**** Text extract ****
Commonly used to model clutter measurements (false positive).

Intensity Function of a Poisson RFS

The intensity function of a Poisson RFS is defined as

\[ \lambda(x) = \bar\lambda \cdot p(x) \]

We can get back \(\bar\lambda\) and \(p(\cdot)\)

\[ \bar\lambda = \int\lambda(x)dx \]

\[ p(x) = \frac{\lambda(x)}{\bar\lambda} = \frac{\lambda(x)}{\int\lambda(x)dx} \]

Realizations of a Poisson RFS

Example:

  • \(\rho(i) \sim \mathcal{P}(4)\)
  • \(p \sim U(-2, 2) \times U(-2, 2)\)

Figure 13: Realizations of a Poisson RFS

But, why Random Finite Sets?

  • Because they express both the uncertainty about the number of targets and the targets themselves.
  • Because we can use the Bayes rule with them:

\[ p(X_k \vert Z^k) = \frac{ p(X_k \vert Z^{k-1}) g(Z_k \vert X_k) }{ \int p(X_k \vert Z^{k-1}) g(Z_k \vert X_k) dX_k } \]

\(g(Z_k \vert X_k)\) is the multi-object likelihood.
**** Records supplied ****
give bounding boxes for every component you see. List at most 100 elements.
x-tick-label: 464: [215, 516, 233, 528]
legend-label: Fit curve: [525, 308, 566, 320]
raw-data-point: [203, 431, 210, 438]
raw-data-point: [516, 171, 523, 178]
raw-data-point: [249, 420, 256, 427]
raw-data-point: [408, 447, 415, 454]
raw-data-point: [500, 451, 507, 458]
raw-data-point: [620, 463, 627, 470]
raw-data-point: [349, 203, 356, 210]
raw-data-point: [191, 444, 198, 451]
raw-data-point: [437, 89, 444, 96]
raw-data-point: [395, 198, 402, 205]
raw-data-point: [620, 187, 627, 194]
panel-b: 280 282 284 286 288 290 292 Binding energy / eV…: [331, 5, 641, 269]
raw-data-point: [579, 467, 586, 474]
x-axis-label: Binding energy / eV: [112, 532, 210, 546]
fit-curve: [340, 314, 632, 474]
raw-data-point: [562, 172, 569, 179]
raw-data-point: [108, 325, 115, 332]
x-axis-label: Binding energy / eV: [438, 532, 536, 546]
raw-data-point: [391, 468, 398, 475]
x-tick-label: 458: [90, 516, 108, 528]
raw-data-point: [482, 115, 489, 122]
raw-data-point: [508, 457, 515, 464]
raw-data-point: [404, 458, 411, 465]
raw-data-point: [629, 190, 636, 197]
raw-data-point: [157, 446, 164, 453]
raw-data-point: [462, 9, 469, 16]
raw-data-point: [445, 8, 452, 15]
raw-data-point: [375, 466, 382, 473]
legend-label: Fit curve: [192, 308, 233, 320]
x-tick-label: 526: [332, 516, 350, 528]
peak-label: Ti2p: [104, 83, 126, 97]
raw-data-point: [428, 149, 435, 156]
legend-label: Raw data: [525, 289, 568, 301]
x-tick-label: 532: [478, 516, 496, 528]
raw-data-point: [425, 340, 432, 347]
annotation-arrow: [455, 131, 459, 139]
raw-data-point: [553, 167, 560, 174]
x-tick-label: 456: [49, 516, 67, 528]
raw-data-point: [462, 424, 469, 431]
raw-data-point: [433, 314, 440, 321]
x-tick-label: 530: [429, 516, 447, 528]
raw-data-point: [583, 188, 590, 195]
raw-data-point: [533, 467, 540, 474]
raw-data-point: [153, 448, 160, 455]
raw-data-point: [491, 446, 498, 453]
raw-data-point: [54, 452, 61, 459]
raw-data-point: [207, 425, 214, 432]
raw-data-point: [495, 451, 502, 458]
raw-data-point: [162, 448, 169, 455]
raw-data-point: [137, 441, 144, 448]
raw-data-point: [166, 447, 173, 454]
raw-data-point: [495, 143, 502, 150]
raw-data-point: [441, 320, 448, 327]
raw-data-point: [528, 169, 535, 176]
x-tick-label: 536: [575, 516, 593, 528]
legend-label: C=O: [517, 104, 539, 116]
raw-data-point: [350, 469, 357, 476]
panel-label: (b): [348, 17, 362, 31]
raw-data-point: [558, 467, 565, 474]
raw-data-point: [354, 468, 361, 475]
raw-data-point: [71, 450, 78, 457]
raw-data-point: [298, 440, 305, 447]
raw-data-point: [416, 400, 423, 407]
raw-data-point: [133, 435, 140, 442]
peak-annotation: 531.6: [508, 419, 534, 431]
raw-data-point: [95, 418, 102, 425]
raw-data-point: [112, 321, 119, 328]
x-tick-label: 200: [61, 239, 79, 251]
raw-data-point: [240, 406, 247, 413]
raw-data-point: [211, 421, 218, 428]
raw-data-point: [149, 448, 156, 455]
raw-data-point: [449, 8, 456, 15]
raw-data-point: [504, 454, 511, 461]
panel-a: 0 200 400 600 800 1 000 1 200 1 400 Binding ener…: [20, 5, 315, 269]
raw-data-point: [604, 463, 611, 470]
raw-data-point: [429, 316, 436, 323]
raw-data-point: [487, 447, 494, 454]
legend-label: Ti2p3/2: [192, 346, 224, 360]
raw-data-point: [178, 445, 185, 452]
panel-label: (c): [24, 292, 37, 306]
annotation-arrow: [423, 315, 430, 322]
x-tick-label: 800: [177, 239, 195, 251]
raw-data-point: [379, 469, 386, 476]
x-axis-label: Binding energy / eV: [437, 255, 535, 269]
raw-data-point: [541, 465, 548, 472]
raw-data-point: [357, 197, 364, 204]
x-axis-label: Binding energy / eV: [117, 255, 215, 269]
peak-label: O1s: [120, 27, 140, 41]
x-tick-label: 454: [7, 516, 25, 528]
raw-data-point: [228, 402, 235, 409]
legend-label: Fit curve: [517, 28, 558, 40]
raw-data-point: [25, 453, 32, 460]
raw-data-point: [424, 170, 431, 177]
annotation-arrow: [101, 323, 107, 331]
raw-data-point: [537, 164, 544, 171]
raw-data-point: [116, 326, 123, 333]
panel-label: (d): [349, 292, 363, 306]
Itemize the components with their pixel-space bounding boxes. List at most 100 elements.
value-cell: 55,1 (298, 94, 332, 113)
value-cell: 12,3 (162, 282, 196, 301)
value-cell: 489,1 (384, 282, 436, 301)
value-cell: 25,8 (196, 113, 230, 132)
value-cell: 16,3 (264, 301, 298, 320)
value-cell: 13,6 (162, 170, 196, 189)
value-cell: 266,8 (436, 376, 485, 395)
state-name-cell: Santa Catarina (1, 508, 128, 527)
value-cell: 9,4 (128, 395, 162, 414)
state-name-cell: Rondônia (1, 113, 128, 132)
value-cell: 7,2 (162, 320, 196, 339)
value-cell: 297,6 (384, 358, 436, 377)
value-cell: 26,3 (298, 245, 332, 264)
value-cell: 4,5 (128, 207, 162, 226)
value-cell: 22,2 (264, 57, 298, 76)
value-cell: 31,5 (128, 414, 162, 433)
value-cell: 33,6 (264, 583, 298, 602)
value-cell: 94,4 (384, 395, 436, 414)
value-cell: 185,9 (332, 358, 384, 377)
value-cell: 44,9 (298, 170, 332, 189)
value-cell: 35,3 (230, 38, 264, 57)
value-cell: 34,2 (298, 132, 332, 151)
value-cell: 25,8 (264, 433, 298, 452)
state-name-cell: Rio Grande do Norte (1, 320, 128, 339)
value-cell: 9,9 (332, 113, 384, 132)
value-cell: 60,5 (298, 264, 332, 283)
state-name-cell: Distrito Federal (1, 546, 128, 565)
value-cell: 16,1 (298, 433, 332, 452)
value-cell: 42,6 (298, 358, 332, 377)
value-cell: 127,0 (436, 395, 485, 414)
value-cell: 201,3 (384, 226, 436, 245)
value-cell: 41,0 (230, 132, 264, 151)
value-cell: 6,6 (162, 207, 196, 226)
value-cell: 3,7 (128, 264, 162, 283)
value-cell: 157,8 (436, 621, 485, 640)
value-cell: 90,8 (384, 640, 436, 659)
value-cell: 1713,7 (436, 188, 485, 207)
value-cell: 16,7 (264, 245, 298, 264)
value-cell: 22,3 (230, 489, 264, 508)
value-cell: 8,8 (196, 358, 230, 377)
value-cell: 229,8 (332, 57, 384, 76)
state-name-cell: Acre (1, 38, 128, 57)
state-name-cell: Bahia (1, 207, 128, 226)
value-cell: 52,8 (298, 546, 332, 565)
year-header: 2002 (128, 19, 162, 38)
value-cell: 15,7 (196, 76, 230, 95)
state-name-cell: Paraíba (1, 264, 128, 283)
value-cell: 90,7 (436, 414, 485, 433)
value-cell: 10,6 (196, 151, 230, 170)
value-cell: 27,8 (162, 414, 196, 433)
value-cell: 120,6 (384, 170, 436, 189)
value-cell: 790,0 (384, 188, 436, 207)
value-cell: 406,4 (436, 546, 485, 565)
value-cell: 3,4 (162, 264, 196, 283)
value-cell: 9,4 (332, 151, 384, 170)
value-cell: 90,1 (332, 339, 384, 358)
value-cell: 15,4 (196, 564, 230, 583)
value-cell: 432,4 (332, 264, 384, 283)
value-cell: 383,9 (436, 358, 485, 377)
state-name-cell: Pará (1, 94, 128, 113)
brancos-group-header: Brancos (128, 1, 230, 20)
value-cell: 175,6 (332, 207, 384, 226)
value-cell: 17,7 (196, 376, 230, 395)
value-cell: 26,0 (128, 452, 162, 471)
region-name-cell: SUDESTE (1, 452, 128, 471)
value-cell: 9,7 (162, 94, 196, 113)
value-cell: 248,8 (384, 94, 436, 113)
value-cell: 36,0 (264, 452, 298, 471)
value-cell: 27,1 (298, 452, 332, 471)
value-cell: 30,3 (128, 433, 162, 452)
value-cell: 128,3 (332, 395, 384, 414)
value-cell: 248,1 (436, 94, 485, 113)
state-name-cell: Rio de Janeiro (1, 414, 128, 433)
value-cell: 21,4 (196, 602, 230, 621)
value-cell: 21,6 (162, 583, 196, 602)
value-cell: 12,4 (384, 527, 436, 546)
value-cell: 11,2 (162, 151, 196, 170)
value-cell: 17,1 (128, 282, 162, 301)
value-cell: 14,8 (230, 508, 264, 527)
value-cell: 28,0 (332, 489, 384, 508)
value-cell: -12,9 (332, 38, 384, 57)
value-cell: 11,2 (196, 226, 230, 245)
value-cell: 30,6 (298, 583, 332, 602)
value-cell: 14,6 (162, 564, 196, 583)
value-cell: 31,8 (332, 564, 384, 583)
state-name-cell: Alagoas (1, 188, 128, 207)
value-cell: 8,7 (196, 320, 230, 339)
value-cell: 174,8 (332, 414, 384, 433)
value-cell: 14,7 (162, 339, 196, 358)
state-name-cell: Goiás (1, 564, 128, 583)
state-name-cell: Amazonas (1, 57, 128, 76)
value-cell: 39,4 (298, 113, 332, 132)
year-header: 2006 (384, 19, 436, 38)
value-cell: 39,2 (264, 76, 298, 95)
****
Problems to solve:
1. Output the part of the text on Poisson random finite sets that opens with the words "Figure 13: Realizations of" and closes with "the multi-object likelihood.", copied word for word.
2. Return the stored records from their first line through the line containing "peak-label: Ti2p: [104, 83, 126, 97]", including both of those lines, with every line reproduced unchanged.

Answer list:
1.
Figure 13: Realizations of a Poisson RFS

But, why Random Finite Sets?

  • Because they express both the uncertainty about the number of targets and the targets themselves.
  • Because we can use the Bayes rule with them:

\[ p(X_k \vert Z^k) = \frac{ p(X_k \vert Z^{k-1}) g(Z_k \vert X_k) }{ \int p(X_k \vert Z^{k-1}) g(Z_k \vert X_k) dX_k } \]

\(g(Z_k \vert X_k)\) is the multi-object likelihood.

2.
give bounding boxes for every component you see. List at most 100 elements.
x-tick-label: 464: [215, 516, 233, 528]
legend-label: Fit curve: [525, 308, 566, 320]
raw-data-point: [203, 431, 210, 438]
raw-data-point: [516, 171, 523, 178]
raw-data-point: [249, 420, 256, 427]
raw-data-point: [408, 447, 415, 454]
raw-data-point: [500, 451, 507, 458]
raw-data-point: [620, 463, 627, 470]
raw-data-point: [349, 203, 356, 210]
raw-data-point: [191, 444, 198, 451]
raw-data-point: [437, 89, 444, 96]
raw-data-point: [395, 198, 402, 205]
raw-data-point: [620, 187, 627, 194]
panel-b: 280 282 284 286 288 290 292 Binding energy / eV…: [331, 5, 641, 269]
raw-data-point: [579, 467, 586, 474]
x-axis-label: Binding energy / eV: [112, 532, 210, 546]
fit-curve: [340, 314, 632, 474]
raw-data-point: [562, 172, 569, 179]
raw-data-point: [108, 325, 115, 332]
x-axis-label: Binding energy / eV: [438, 532, 536, 546]
raw-data-point: [391, 468, 398, 475]
x-tick-label: 458: [90, 516, 108, 528]
raw-data-point: [482, 115, 489, 122]
raw-data-point: [508, 457, 515, 464]
raw-data-point: [404, 458, 411, 465]
raw-data-point: [629, 190, 636, 197]
raw-data-point: [157, 446, 164, 453]
raw-data-point: [462, 9, 469, 16]
raw-data-point: [445, 8, 452, 15]
raw-data-point: [375, 466, 382, 473]
legend-label: Fit curve: [192, 308, 233, 320]
x-tick-label: 526: [332, 516, 350, 528]
peak-label: Ti2p: [104, 83, 126, 97]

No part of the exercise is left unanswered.